● **Prompt**: The answer is the line with "OCR this image." and every line after it to the end of the listing, retyped exactly. Pictures do not belong in it.

● **Data for processing**:
···

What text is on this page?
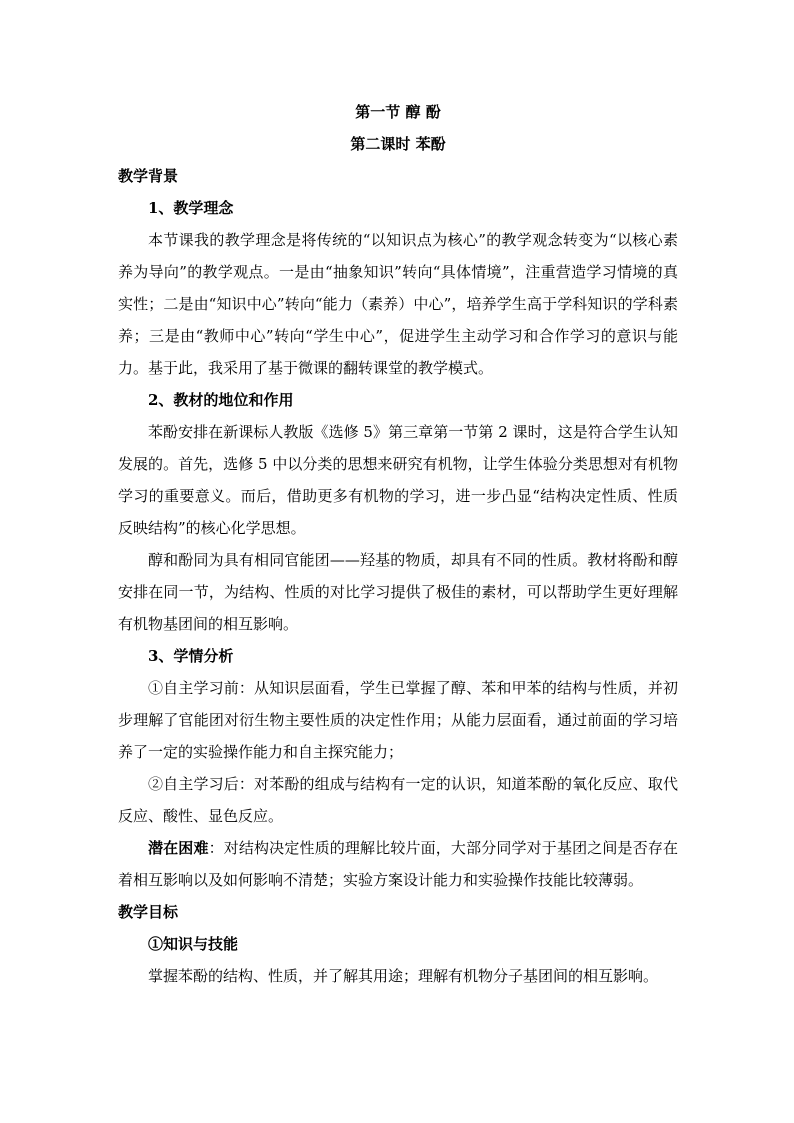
第一节 醇 酚
第二课时 苯酚
教学背景
1、教学理念

本节课我的教学理念是将传统的“以知识点为核心”的教学观念转变为“以核心素养为导向”的教学观点。一是由“抽象知识”转向“具体情境”，注重营造学习情境的真实性；二是由“知识中心”转向“能力（素养）中心”，培养学生高于学科知识的学科素养；三是由“教师中心”转向“学生中心”，促进学生主动学习和合作学习的意识与能力。基于此，我采用了基于微课的翻转课堂的教学模式。

2、教材的地位和作用

苯酚安排在新课标人教版《选修 5》第三章第一节第 2 课时，这是符合学生认知发展的。首先，选修 5 中以分类的思想来研究有机物，让学生体验分类思想对有机物学习的重要意义。而后，借助更多有机物的学习，进一步凸显“结构决定性质、性质反映结构”的核心化学思想。

醇和酚同为具有相同官能团——羟基的物质，却具有不同的性质。教材将酚和醇安排在同一节，为结构、性质的对比学习提供了极佳的素材，可以帮助学生更好理解有机物基团间的相互影响。

3、学情分析

①自主学习前：从知识层面看，学生已掌握了醇、苯和甲苯的结构与性质，并初步理解了官能团对衍生物主要性质的决定性作用；从能力层面看，通过前面的学习培养了一定的实验操作能力和自主探究能力；

②自主学习后：对苯酚的组成与结构有一定的认识，知道苯酚的氧化反应、取代反应、酸性、显色反应。

潜在困难：对结构决定性质的理解比较片面，大部分同学对于基团之间是否存在着相互影响以及如何影响不清楚；实验方案设计能力和实验操作技能比较薄弱。

教学目标
①知识与技能

掌握苯酚的结构、性质，并了解其用途；理解有机物分子基团间的相互影响。
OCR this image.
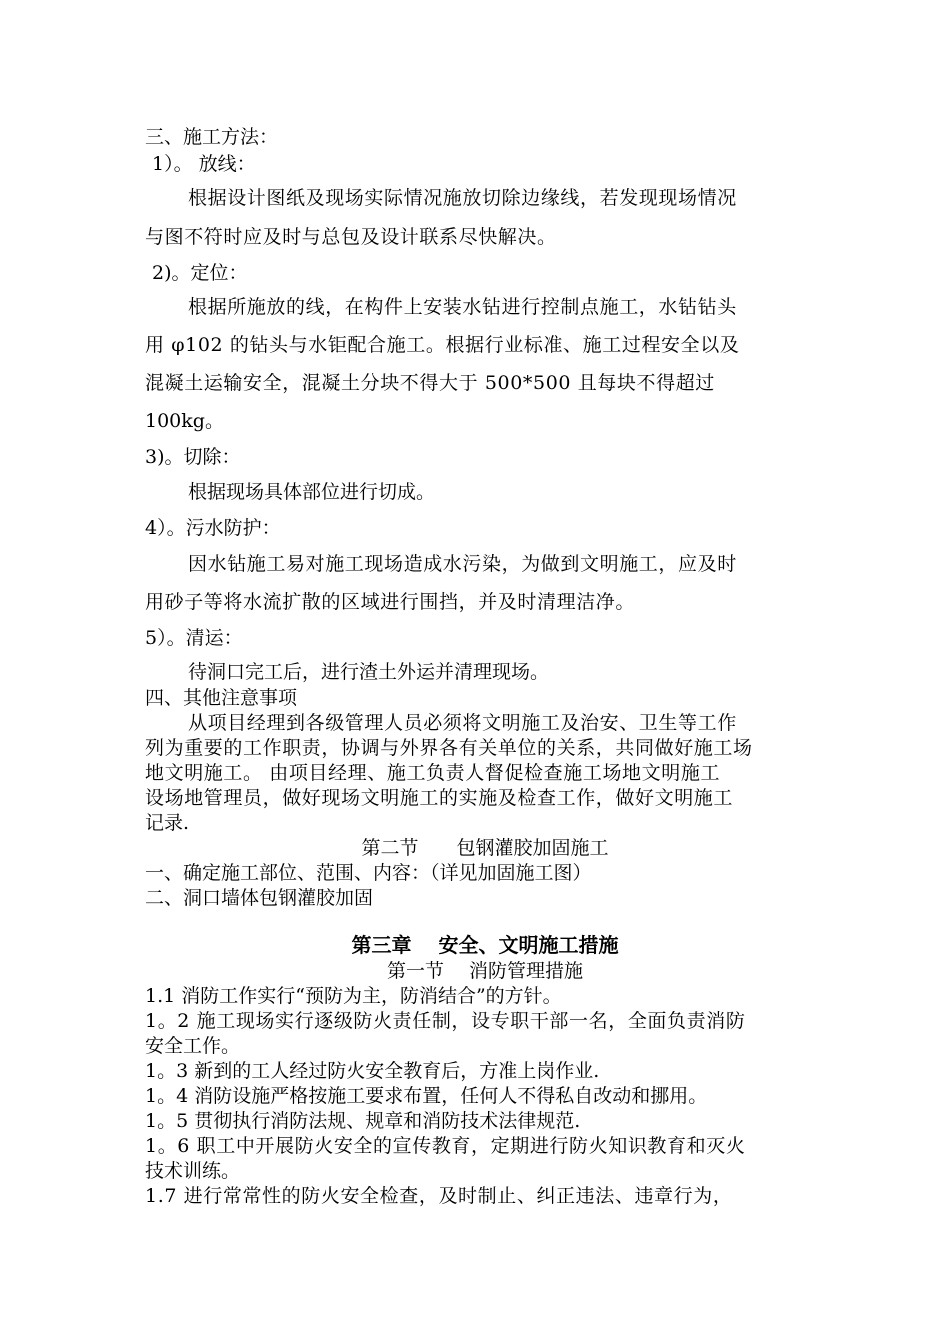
三、施工方法：
1）。 放线：
根据设计图纸及现场实际情况施放切除边缘线，若发现现场情况
与图不符时应及时与总包及设计联系尽快解决。
2)。定位：
根据所施放的线，在构件上安装水钻进行控制点施工，水钻钻头
用 φ102 的钻头与水钜配合施工。根据行业标准、施工过程安全以及
混凝土运输安全，混凝土分块不得大于 500*500 且每块不得超过
100kg。
3)。切除：
根据现场具体部位进行切成。
4）。污水防护：
因水钻施工易对施工现场造成水污染，为做到文明施工，应及时
用砂子等将水流扩散的区域进行围挡，并及时清理洁净。
5）。清运：
待洞口完工后，进行渣土外运并清理现场。
四、其他注意事项
从项目经理到各级管理人员必须将文明施工及治安、卫生等工作
列为重要的工作职责，协调与外界各有关单位的关系，共同做好施工场
地文明施工。 由项目经理、施工负责人督促检查施工场地文明施工
设场地管理员，做好现场文明施工的实施及检查工作，做好文明施工
记录.
第二节　　包钢灌胶加固施工
一、确定施工部位、范围、内容：（详见加固施工图）
二、洞口墙体包钢灌胶加固
第三章　 安全、文明施工措施
第一节　 消防管理措施
1.1 消防工作实行“预防为主，防消结合”的方针。
1。2 施工现场实行逐级防火责任制，设专职干部一名，全面负责消防
安全工作。
1。3 新到的工人经过防火安全教育后，方准上岗作业.
1。4 消防设施严格按施工要求布置，任何人不得私自改动和挪用。
1。5 贯彻执行消防法规、规章和消防技术法律规范.
1。6 职工中开展防火安全的宣传教育，定期进行防火知识教育和灭火
技术训练。
1.7 进行常常性的防火安全检查，及时制止、纠正违法、违章行为，
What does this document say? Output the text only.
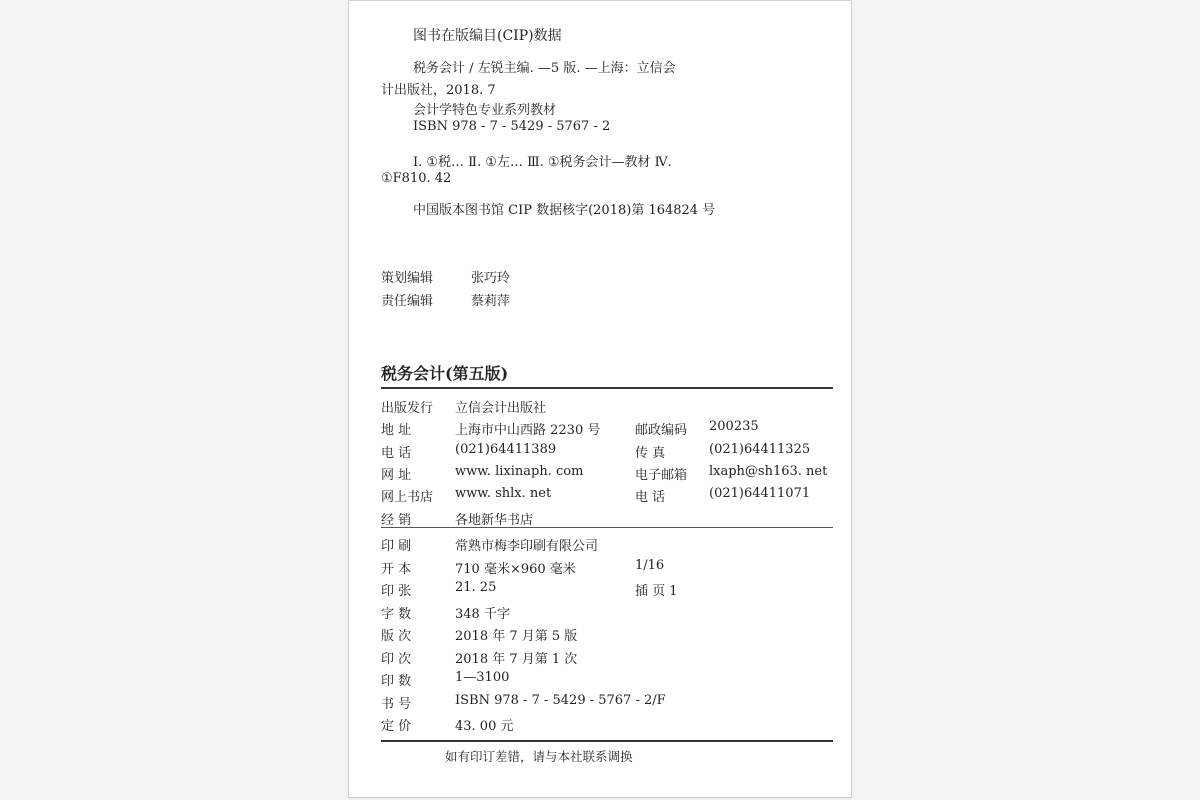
图书在版编目(CIP)数据
税务会计 / 左锐主编. —5 版. —上海：立信会
计出版社，2018. 7
会计学特色专业系列教材
ISBN 978 - 7 - 5429 - 5767 - 2
Ⅰ. ①税… Ⅱ. ①左… Ⅲ. ①税务会计—教材 Ⅳ.
①F810. 42
中国版本图书馆 CIP 数据核字(2018)第 164824 号
策划编辑	张巧玲
责任编辑	蔡莉萍
税务会计(第五版)
出版发行 立信会计出版社
地 址	上海市中山西路 2230 号	邮政编码 200235
电 话	(021)64411389	传 真	(021)64411325
网 址	www. lixinaph. com	电子邮箱 lxaph@sh163. net
网上书店 www. shlx. net	电 话	(021)64411071
经 销	各地新华书店
印 刷	常熟市梅李印刷有限公司
开 本	710 毫米×960 毫米	1/16
印 张	21. 25	插 页 1
字 数	348 千字
版 次	2018 年 7 月第 5 版
印 次	2018 年 7 月第 1 次
印 数	1—3100
书 号	ISBN 978 - 7 - 5429 - 5767 - 2/F
定 价	43. 00 元
如有印订差错，请与本社联系调换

···

● **Answer to this exercise**:
OCR this image.
三、施工方法：
1）。 放线：
根据设计图纸及现场实际情况施放切除边缘线，若发现现场情况
与图不符时应及时与总包及设计联系尽快解决。
2)。定位：
根据所施放的线，在构件上安装水钻进行控制点施工，水钻钻头
用 φ102 的钻头与水钜配合施工。根据行业标准、施工过程安全以及
混凝土运输安全，混凝土分块不得大于 500*500 且每块不得超过
100kg。
3)。切除：
根据现场具体部位进行切成。
4）。污水防护：
因水钻施工易对施工现场造成水污染，为做到文明施工，应及时
用砂子等将水流扩散的区域进行围挡，并及时清理洁净。
5）。清运：
待洞口完工后，进行渣土外运并清理现场。
四、其他注意事项
从项目经理到各级管理人员必须将文明施工及治安、卫生等工作
列为重要的工作职责，协调与外界各有关单位的关系，共同做好施工场
地文明施工。 由项目经理、施工负责人督促检查施工场地文明施工
设场地管理员，做好现场文明施工的实施及检查工作，做好文明施工
记录.
第二节　　包钢灌胶加固施工
一、确定施工部位、范围、内容：（详见加固施工图）
二、洞口墙体包钢灌胶加固
第三章　 安全、文明施工措施
第一节　 消防管理措施
1.1 消防工作实行“预防为主，防消结合”的方针。
1。2 施工现场实行逐级防火责任制，设专职干部一名，全面负责消防
安全工作。
1。3 新到的工人经过防火安全教育后，方准上岗作业.
1。4 消防设施严格按施工要求布置，任何人不得私自改动和挪用。
1。5 贯彻执行消防法规、规章和消防技术法律规范.
1。6 职工中开展防火安全的宣传教育，定期进行防火知识教育和灭火
技术训练。
1.7 进行常常性的防火安全检查，及时制止、纠正违法、违章行为，
What does this document say? Output the text only.
图书在版编目(CIP)数据
税务会计 / 左锐主编. —5 版. —上海：立信会
计出版社，2018. 7
会计学特色专业系列教材
ISBN 978 - 7 - 5429 - 5767 - 2
Ⅰ. ①税… Ⅱ. ①左… Ⅲ. ①税务会计—教材 Ⅳ.
①F810. 42
中国版本图书馆 CIP 数据核字(2018)第 164824 号
策划编辑	张巧玲
责任编辑	蔡莉萍
税务会计(第五版)
出版发行 立信会计出版社
地 址	上海市中山西路 2230 号	邮政编码 200235
电 话	(021)64411389	传 真	(021)64411325
网 址	www. lixinaph. com	电子邮箱 lxaph@sh163. net
网上书店 www. shlx. net	电 话	(021)64411071
经 销	各地新华书店
印 刷	常熟市梅李印刷有限公司
开 本	710 毫米×960 毫米	1/16
印 张	21. 25	插 页 1
字 数	348 千字
版 次	2018 年 7 月第 5 版
印 次	2018 年 7 月第 1 次
印 数	1—3100
书 号	ISBN 978 - 7 - 5429 - 5767 - 2/F
定 价	43. 00 元
如有印订差错，请与本社联系调换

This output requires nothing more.